◆ Stated goal: Repeat each record exactly. Any picture gets left out.

◆ Extracted information:
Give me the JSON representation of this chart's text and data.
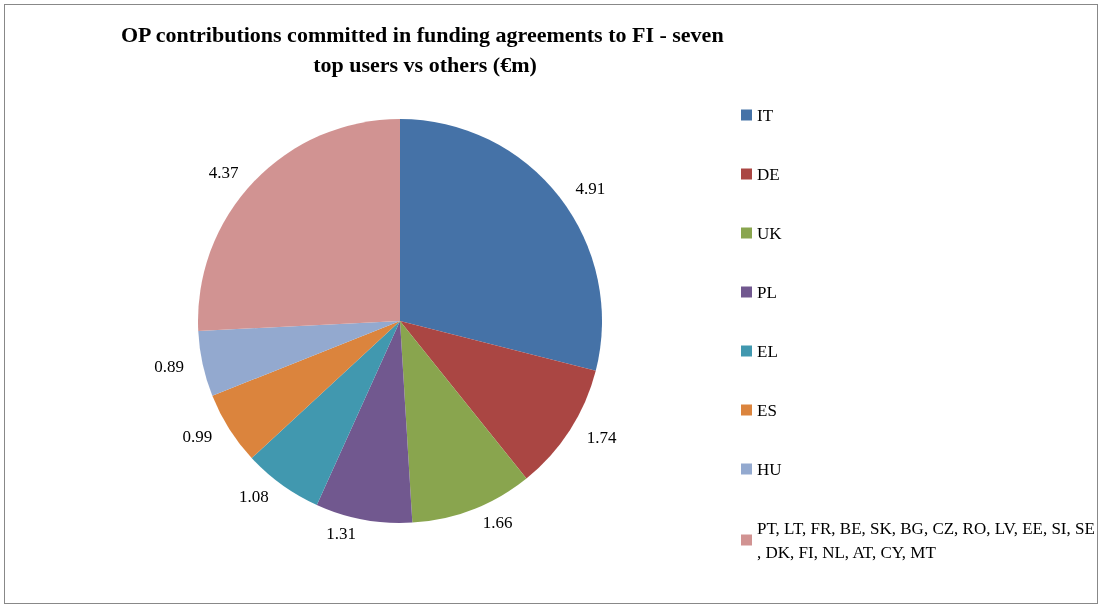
{
  "chart_data": {
    "type": "pie",
    "title": "OP contributions committed in funding agreements to FI - seven top users vs others (€m)",
    "categories": [
      "IT",
      "DE",
      "UK",
      "PL",
      "EL",
      "ES",
      "HU",
      "PT, LT, FR, BE, SK, BG, CZ, RO, LV, EE, SI, SE, DK, FI, NL, AT, CY, MT"
    ],
    "values": [
      4.91,
      1.74,
      1.66,
      1.31,
      1.08,
      0.99,
      0.89,
      4.37
    ],
    "colors": [
      "#4572a7",
      "#aa4643",
      "#89a54e",
      "#71588f",
      "#4198af",
      "#db843d",
      "#93a9cf",
      "#d19392"
    ],
    "data_labels": true,
    "legend": "right"
  }
}
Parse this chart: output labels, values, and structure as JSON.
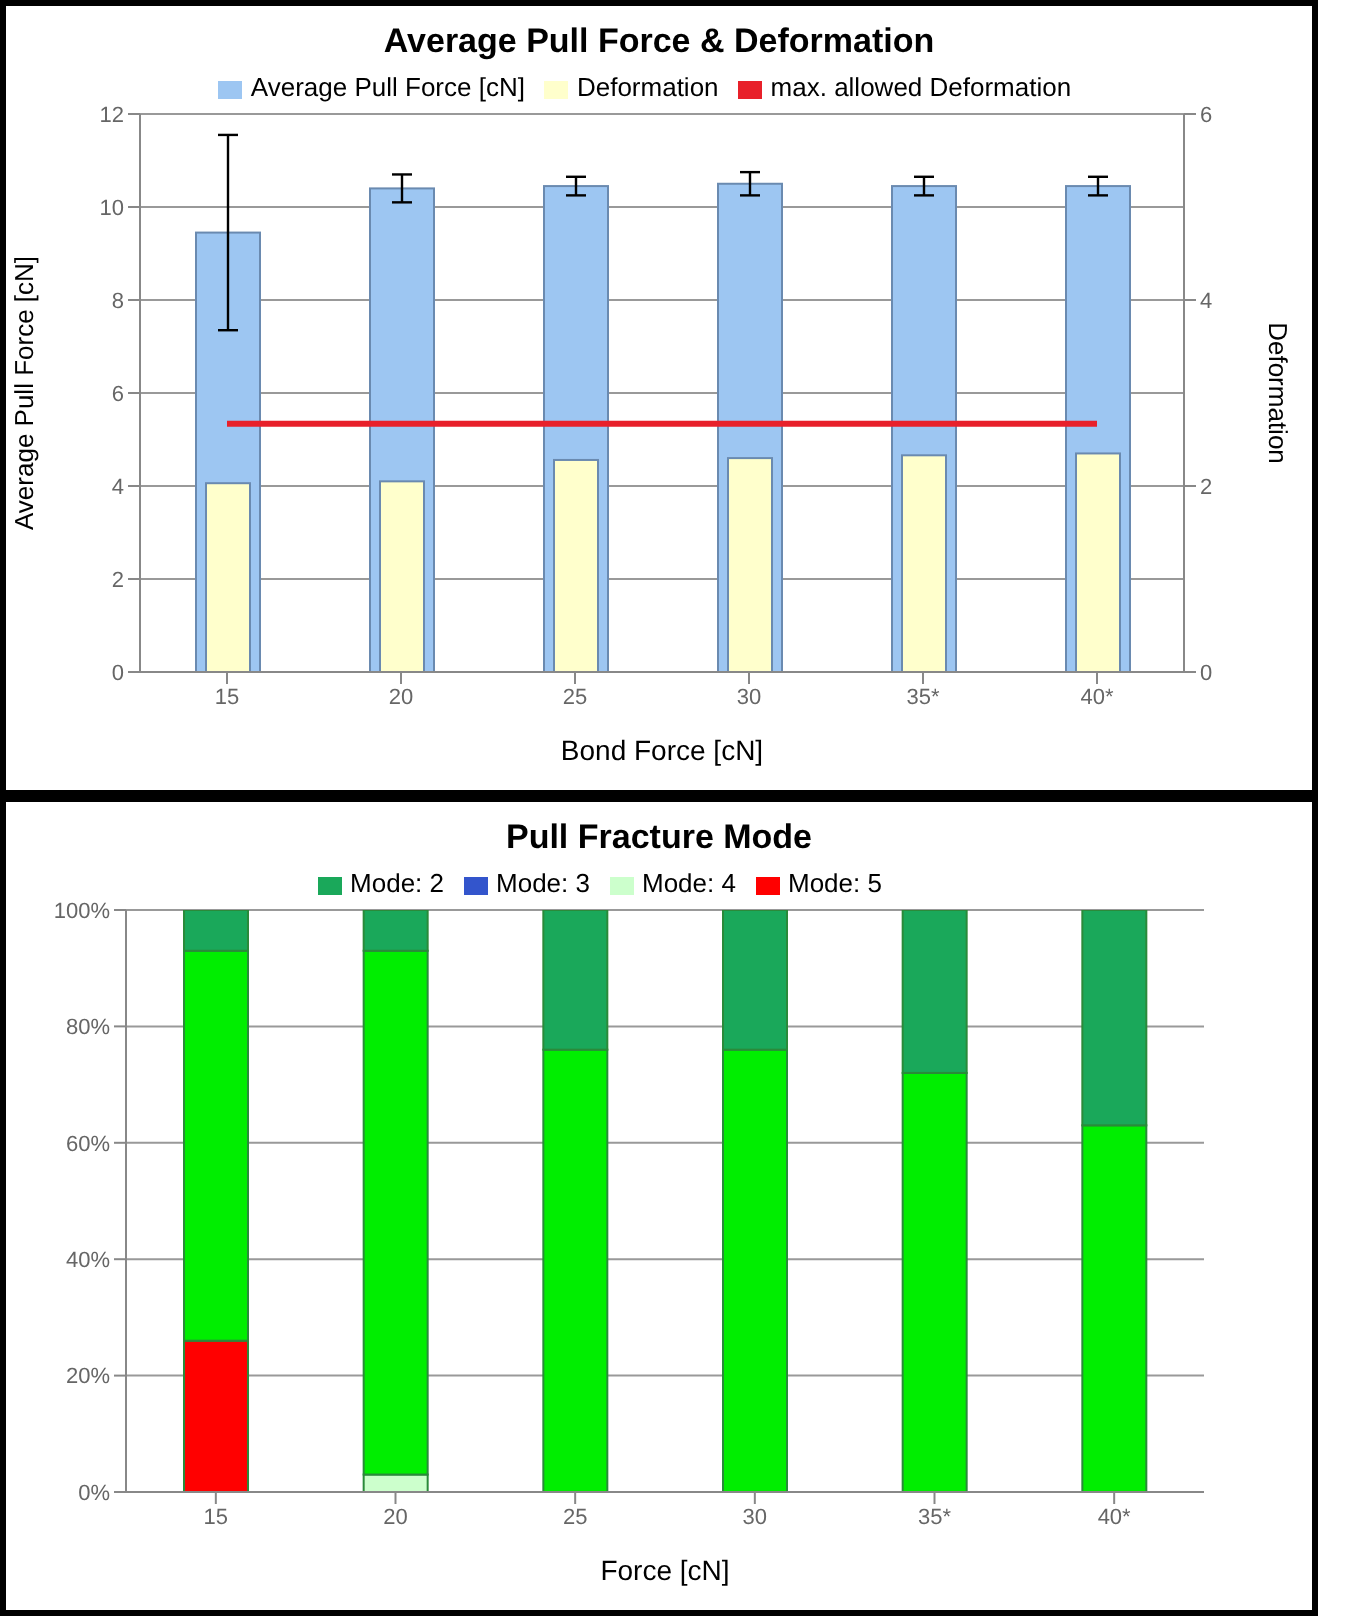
{
  "chart_data": [
    {
      "type": "bar",
      "title": "Average Pull Force & Deformation",
      "xlabel": "Bond Force [cN]",
      "ylabel": "Average Pull Force [cN]",
      "y2label": "Deformation",
      "categories": [
        "15",
        "20",
        "25",
        "30",
        "35*",
        "40*"
      ],
      "series": [
        {
          "name": "Average Pull Force [cN]",
          "color": "#9dc6f2",
          "values": [
            9.45,
            10.4,
            10.45,
            10.5,
            10.45,
            10.45
          ],
          "errors": [
            2.1,
            0.3,
            0.2,
            0.25,
            0.2,
            0.2
          ]
        },
        {
          "name": "Deformation",
          "color": "#ffffcc",
          "axis": "y2",
          "values": [
            2.03,
            2.05,
            2.28,
            2.3,
            2.33,
            2.35
          ]
        },
        {
          "name": "max. allowed Deformation",
          "type": "line",
          "color": "#e8202a",
          "axis": "y2",
          "values": [
            2.67,
            2.67,
            2.67,
            2.67,
            2.67,
            2.67
          ]
        }
      ],
      "ylim": [
        0,
        12
      ],
      "yticks": [
        0,
        2,
        4,
        6,
        8,
        10,
        12
      ],
      "y2lim": [
        0,
        6
      ],
      "y2ticks": [
        0,
        2,
        4,
        6
      ],
      "grid": "y",
      "legend": "top",
      "marker": "none"
    },
    {
      "type": "bar",
      "title": "Pull Fracture Mode",
      "xlabel": "Force [cN]",
      "categories": [
        "15",
        "20",
        "25",
        "30",
        "35*",
        "40*"
      ],
      "stacked": true,
      "series": [
        {
          "name": "Mode: 5",
          "color": "#ff0000",
          "values": [
            26,
            0,
            0,
            0,
            0,
            0
          ]
        },
        {
          "name": "Mode: 4",
          "color": "#ccffcc",
          "values": [
            0,
            3,
            0,
            0,
            0,
            0
          ]
        },
        {
          "color": "#00ee00",
          "values": [
            67,
            90,
            76,
            76,
            72,
            63
          ]
        },
        {
          "name": "Mode: 3",
          "color": "#3355cc",
          "values": [
            0,
            0,
            0,
            0,
            0,
            0
          ]
        },
        {
          "name": "Mode: 2",
          "color": "#1aa85a",
          "values": [
            7,
            7,
            24,
            24,
            28,
            37
          ]
        }
      ],
      "ylim": [
        0,
        100
      ],
      "yticks": [
        {
          "value": 0,
          "label": "0%"
        },
        {
          "value": 20,
          "label": "20%"
        },
        {
          "value": 40,
          "label": "40%"
        },
        {
          "value": 60,
          "label": "60%"
        },
        {
          "value": 80,
          "label": "80%"
        },
        {
          "value": 100,
          "label": "100%"
        }
      ],
      "grid": "y",
      "legend": "top"
    }
  ]
}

◆ Complete response:
Give me the JSON representation of this chart's text and data.
{
  "chart_data": {
    "type": "pie",
    "title": "OP contributions committed in funding agreements to FI - seven top users vs others (€m)",
    "categories": [
      "IT",
      "DE",
      "UK",
      "PL",
      "EL",
      "ES",
      "HU",
      "PT, LT, FR, BE, SK, BG, CZ, RO, LV, EE, SI, SE, DK, FI, NL, AT, CY, MT"
    ],
    "values": [
      4.91,
      1.74,
      1.66,
      1.31,
      1.08,
      0.99,
      0.89,
      4.37
    ],
    "colors": [
      "#4572a7",
      "#aa4643",
      "#89a54e",
      "#71588f",
      "#4198af",
      "#db843d",
      "#93a9cf",
      "#d19392"
    ],
    "data_labels": true,
    "legend": "right"
  }
}
Parse this chart: output labels, values, and structure as JSON.
{
  "chart_data": [
    {
      "type": "bar",
      "title": "Average Pull Force & Deformation",
      "xlabel": "Bond Force [cN]",
      "ylabel": "Average Pull Force [cN]",
      "y2label": "Deformation",
      "categories": [
        "15",
        "20",
        "25",
        "30",
        "35*",
        "40*"
      ],
      "series": [
        {
          "name": "Average Pull Force [cN]",
          "color": "#9dc6f2",
          "values": [
            9.45,
            10.4,
            10.45,
            10.5,
            10.45,
            10.45
          ],
          "errors": [
            2.1,
            0.3,
            0.2,
            0.25,
            0.2,
            0.2
          ]
        },
        {
          "name": "Deformation",
          "color": "#ffffcc",
          "axis": "y2",
          "values": [
            2.03,
            2.05,
            2.28,
            2.3,
            2.33,
            2.35
          ]
        },
        {
          "name": "max. allowed Deformation",
          "type": "line",
          "color": "#e8202a",
          "axis": "y2",
          "values": [
            2.67,
            2.67,
            2.67,
            2.67,
            2.67,
            2.67
          ]
        }
      ],
      "ylim": [
        0,
        12
      ],
      "yticks": [
        0,
        2,
        4,
        6,
        8,
        10,
        12
      ],
      "y2lim": [
        0,
        6
      ],
      "y2ticks": [
        0,
        2,
        4,
        6
      ],
      "grid": "y",
      "legend": "top",
      "marker": "none"
    },
    {
      "type": "bar",
      "title": "Pull Fracture Mode",
      "xlabel": "Force [cN]",
      "categories": [
        "15",
        "20",
        "25",
        "30",
        "35*",
        "40*"
      ],
      "stacked": true,
      "series": [
        {
          "name": "Mode: 5",
          "color": "#ff0000",
          "values": [
            26,
            0,
            0,
            0,
            0,
            0
          ]
        },
        {
          "name": "Mode: 4",
          "color": "#ccffcc",
          "values": [
            0,
            3,
            0,
            0,
            0,
            0
          ]
        },
        {
          "color": "#00ee00",
          "values": [
            67,
            90,
            76,
            76,
            72,
            63
          ]
        },
        {
          "name": "Mode: 3",
          "color": "#3355cc",
          "values": [
            0,
            0,
            0,
            0,
            0,
            0
          ]
        },
        {
          "name": "Mode: 2",
          "color": "#1aa85a",
          "values": [
            7,
            7,
            24,
            24,
            28,
            37
          ]
        }
      ],
      "ylim": [
        0,
        100
      ],
      "yticks": [
        {
          "value": 0,
          "label": "0%"
        },
        {
          "value": 20,
          "label": "20%"
        },
        {
          "value": 40,
          "label": "40%"
        },
        {
          "value": 60,
          "label": "60%"
        },
        {
          "value": 80,
          "label": "80%"
        },
        {
          "value": 100,
          "label": "100%"
        }
      ],
      "grid": "y",
      "legend": "top"
    }
  ]
}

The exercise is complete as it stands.